## Given task
List each line holding the string "text".

Start Record set

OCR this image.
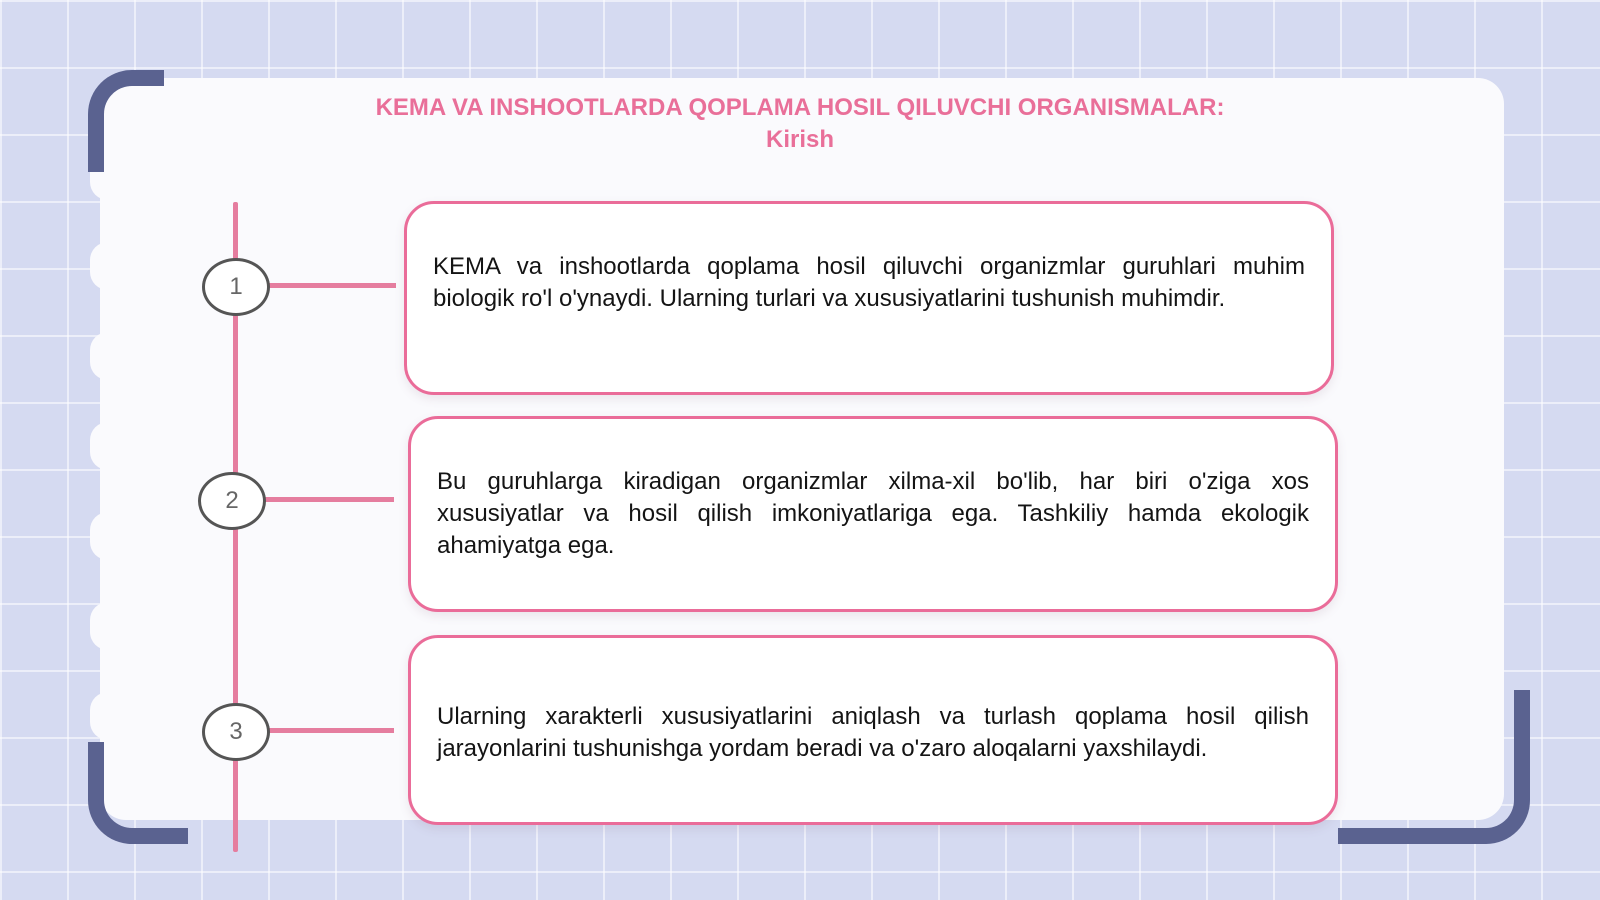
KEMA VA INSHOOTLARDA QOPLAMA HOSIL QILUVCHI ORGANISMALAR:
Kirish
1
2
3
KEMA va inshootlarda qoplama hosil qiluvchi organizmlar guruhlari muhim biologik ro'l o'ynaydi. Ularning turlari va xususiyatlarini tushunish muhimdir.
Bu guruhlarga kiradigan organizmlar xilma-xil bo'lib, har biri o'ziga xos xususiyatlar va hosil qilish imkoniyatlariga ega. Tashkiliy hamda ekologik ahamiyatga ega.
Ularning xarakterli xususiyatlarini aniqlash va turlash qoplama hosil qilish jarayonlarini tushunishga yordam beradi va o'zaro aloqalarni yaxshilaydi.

End Record set
Start Record set

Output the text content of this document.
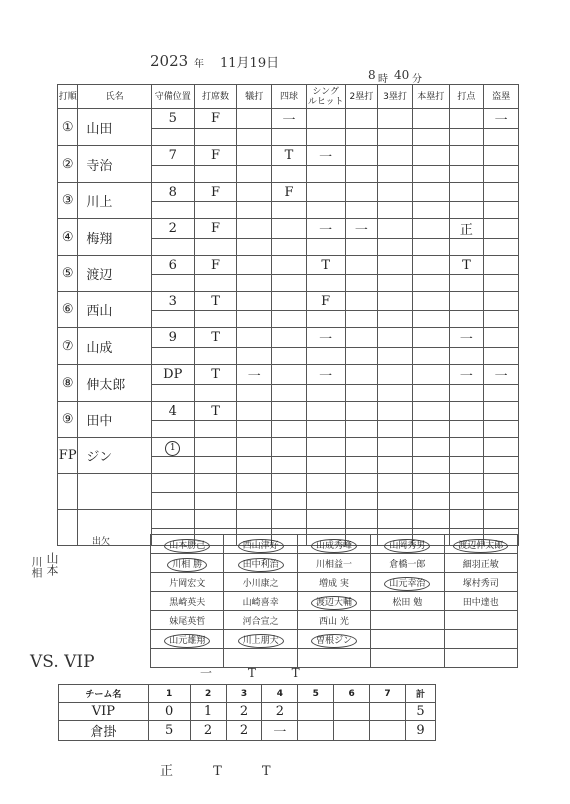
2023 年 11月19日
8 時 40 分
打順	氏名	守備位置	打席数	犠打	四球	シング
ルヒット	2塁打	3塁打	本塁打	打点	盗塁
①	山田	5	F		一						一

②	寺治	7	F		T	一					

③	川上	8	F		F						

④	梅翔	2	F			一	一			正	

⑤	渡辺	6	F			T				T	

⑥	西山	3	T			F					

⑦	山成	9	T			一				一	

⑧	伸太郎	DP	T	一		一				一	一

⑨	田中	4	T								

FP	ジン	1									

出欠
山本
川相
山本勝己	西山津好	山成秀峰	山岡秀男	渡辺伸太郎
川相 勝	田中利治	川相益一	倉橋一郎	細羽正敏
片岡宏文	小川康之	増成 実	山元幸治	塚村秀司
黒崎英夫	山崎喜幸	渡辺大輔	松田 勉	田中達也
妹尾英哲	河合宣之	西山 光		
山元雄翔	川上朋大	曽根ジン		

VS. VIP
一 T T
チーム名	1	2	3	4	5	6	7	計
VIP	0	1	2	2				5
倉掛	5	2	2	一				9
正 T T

End Record set
Start Record set

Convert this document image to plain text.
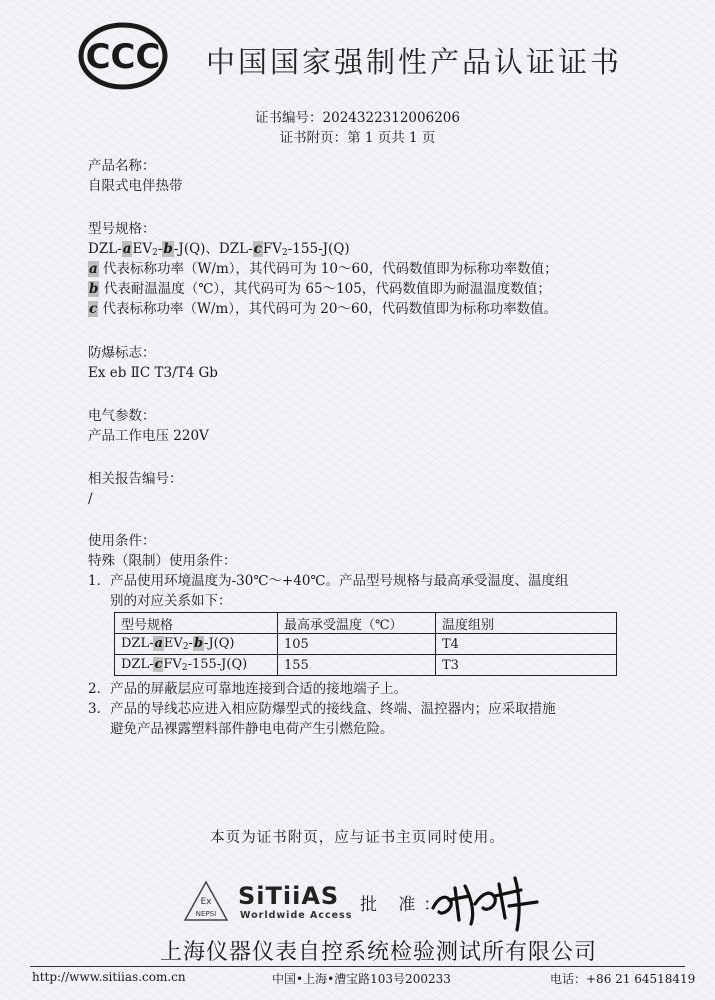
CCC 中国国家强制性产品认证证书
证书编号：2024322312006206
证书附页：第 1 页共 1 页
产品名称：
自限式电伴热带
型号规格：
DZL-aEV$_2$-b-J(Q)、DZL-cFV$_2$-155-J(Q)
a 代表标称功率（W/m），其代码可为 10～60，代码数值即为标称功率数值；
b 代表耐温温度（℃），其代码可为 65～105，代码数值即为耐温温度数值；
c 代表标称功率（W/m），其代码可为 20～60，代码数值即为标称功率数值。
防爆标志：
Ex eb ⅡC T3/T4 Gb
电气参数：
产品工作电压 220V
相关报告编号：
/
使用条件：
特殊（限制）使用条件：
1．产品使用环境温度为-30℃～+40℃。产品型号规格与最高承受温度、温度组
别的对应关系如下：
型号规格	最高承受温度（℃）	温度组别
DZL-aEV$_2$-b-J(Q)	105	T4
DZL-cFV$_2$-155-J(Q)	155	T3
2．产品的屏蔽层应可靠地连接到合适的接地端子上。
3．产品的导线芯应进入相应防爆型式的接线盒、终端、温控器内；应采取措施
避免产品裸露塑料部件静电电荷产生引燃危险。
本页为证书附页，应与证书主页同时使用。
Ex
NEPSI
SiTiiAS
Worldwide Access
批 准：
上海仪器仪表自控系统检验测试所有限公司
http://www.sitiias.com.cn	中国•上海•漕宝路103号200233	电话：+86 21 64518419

End Record set

## Correct response
Output the text content of this document.
Convert this document image to plain text.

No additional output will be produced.